**Data records**.
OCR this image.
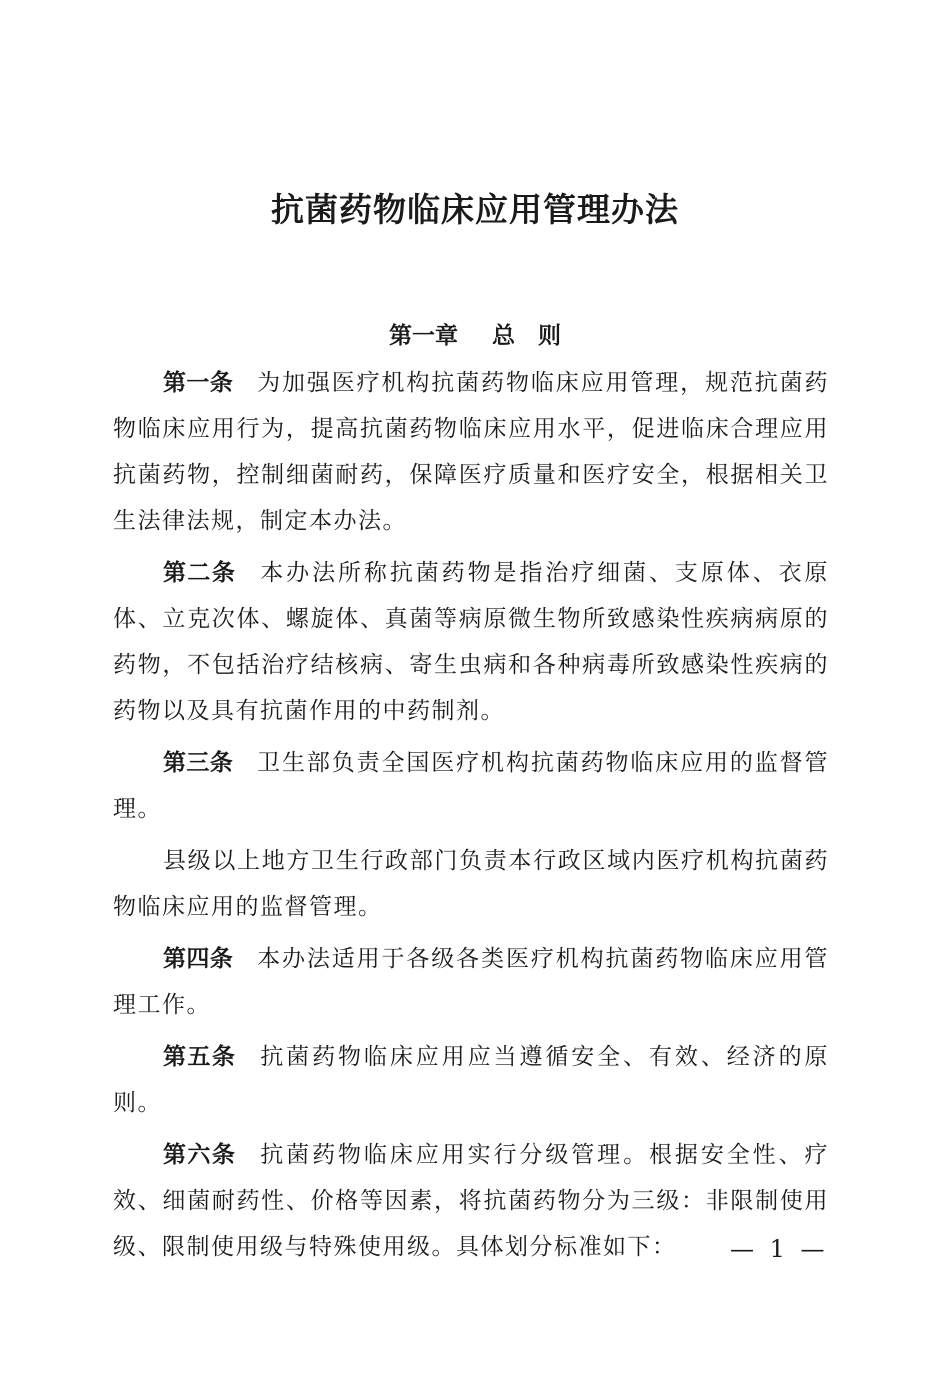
抗菌药物临床应用管理办法
第一章 总　则

第一条 为加强医疗机构抗菌药物临床应用管理，规范抗菌药物临床应用行为，提高抗菌药物临床应用水平，促进临床合理应用抗菌药物，控制细菌耐药，保障医疗质量和医疗安全，根据相关卫生法律法规，制定本办法。

第二条 本办法所称抗菌药物是指治疗细菌、支原体、衣原体、立克次体、螺旋体、真菌等病原微生物所致感染性疾病病原的药物，不包括治疗结核病、寄生虫病和各种病毒所致感染性疾病的药物以及具有抗菌作用的中药制剂。

第三条 卫生部负责全国医疗机构抗菌药物临床应用的监督管理。

县级以上地方卫生行政部门负责本行政区域内医疗机构抗菌药物临床应用的监督管理。

第四条 本办法适用于各级各类医疗机构抗菌药物临床应用管理工作。

第五条 抗菌药物临床应用应当遵循安全、有效、经济的原则。

第六条 抗菌药物临床应用实行分级管理。根据安全性、疗效、细菌耐药性、价格等因素，将抗菌药物分为三级：非限制使用级、限制使用级与特殊使用级。具体划分标准如下：	— 1 —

**Task details**. Keep the pictures out of the copy and return the rest of the data above exactly.

**Solution to the exercise**.
OCR this image.
抗菌药物临床应用管理办法
第一章 总　则

第一条 为加强医疗机构抗菌药物临床应用管理，规范抗菌药物临床应用行为，提高抗菌药物临床应用水平，促进临床合理应用抗菌药物，控制细菌耐药，保障医疗质量和医疗安全，根据相关卫生法律法规，制定本办法。

第二条 本办法所称抗菌药物是指治疗细菌、支原体、衣原体、立克次体、螺旋体、真菌等病原微生物所致感染性疾病病原的药物，不包括治疗结核病、寄生虫病和各种病毒所致感染性疾病的药物以及具有抗菌作用的中药制剂。

第三条 卫生部负责全国医疗机构抗菌药物临床应用的监督管理。

县级以上地方卫生行政部门负责本行政区域内医疗机构抗菌药物临床应用的监督管理。

第四条 本办法适用于各级各类医疗机构抗菌药物临床应用管理工作。

第五条 抗菌药物临床应用应当遵循安全、有效、经济的原则。

第六条 抗菌药物临床应用实行分级管理。根据安全性、疗效、细菌耐药性、价格等因素，将抗菌药物分为三级：非限制使用级、限制使用级与特殊使用级。具体划分标准如下：	— 1 —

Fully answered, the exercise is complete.